◆ EXERCISE DETAILS ◆
Where a line of the listing below includes the word "Chilling", reproduce that line.
::::::::
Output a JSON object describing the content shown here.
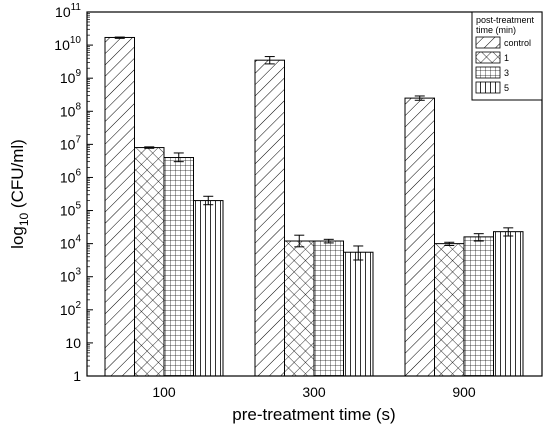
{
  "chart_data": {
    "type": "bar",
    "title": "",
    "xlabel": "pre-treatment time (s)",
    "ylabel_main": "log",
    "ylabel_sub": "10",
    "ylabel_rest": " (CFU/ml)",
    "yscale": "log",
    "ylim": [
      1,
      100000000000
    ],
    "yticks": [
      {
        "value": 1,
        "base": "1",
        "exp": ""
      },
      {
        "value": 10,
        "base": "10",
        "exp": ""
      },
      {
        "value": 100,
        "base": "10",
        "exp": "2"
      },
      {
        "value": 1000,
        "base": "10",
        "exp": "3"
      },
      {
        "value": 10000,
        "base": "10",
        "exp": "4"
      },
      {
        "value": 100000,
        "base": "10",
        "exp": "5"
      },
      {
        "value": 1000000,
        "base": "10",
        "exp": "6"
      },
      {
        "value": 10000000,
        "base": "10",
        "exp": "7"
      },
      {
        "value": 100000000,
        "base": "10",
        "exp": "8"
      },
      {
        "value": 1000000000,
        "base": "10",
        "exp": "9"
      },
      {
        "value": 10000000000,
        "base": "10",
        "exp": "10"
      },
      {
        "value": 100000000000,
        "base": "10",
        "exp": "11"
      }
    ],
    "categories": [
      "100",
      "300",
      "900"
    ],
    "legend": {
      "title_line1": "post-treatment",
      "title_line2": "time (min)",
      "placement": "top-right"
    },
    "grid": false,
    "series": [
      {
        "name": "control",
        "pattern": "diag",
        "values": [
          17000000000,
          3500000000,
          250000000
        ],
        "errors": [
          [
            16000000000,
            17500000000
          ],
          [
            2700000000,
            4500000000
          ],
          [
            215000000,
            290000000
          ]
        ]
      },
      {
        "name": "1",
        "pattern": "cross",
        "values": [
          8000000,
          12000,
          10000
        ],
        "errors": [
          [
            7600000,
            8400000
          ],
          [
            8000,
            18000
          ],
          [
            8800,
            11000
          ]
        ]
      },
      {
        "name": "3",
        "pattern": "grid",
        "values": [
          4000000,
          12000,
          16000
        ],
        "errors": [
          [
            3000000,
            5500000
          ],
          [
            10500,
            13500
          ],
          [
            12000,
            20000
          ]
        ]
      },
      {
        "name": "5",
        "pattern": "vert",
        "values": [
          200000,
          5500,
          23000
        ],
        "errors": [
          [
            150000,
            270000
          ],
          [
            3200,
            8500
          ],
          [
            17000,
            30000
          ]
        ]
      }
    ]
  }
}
::::::::
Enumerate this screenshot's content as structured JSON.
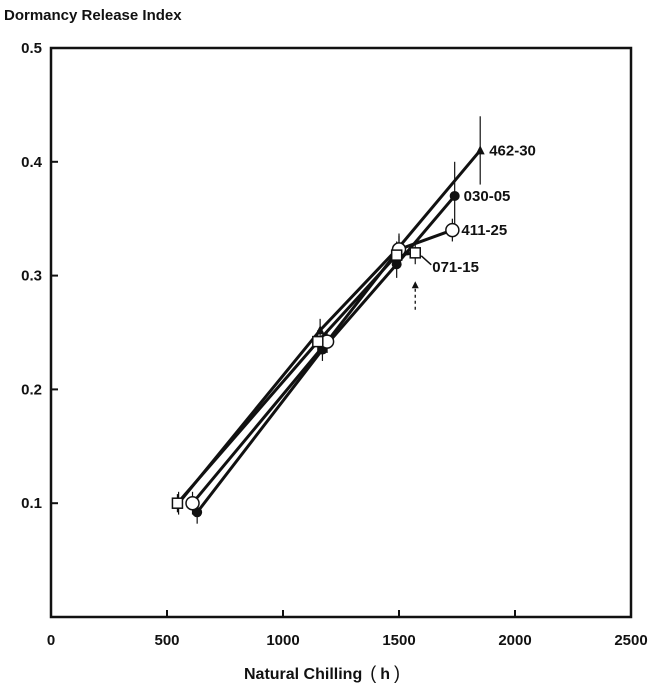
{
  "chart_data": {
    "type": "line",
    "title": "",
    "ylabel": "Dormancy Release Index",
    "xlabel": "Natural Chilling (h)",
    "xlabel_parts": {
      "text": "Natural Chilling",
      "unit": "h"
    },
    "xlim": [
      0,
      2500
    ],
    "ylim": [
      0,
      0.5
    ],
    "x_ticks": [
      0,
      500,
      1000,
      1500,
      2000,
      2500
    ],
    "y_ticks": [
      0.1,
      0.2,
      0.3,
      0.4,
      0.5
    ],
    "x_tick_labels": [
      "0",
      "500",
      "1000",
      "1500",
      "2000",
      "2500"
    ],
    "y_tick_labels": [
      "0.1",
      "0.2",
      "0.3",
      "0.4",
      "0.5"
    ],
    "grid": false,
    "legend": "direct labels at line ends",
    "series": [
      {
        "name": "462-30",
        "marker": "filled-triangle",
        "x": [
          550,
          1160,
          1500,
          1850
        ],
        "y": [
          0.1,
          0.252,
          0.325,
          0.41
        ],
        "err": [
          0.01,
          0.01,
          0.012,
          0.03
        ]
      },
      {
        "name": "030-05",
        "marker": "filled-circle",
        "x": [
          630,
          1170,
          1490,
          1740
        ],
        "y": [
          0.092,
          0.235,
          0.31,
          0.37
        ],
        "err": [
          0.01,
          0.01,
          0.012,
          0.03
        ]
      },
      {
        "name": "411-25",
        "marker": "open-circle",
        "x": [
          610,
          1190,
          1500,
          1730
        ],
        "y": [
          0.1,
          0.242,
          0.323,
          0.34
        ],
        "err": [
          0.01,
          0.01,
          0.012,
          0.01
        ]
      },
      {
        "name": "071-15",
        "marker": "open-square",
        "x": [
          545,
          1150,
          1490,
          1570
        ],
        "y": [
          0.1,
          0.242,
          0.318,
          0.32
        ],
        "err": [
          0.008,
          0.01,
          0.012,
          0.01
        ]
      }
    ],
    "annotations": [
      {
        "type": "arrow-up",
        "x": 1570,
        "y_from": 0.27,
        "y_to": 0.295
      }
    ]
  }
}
::::::::
◆ COMPLETE RESPONSE ◆
    "xlabel": "Natural Chilling (h)",
      "text": "Natural Chilling",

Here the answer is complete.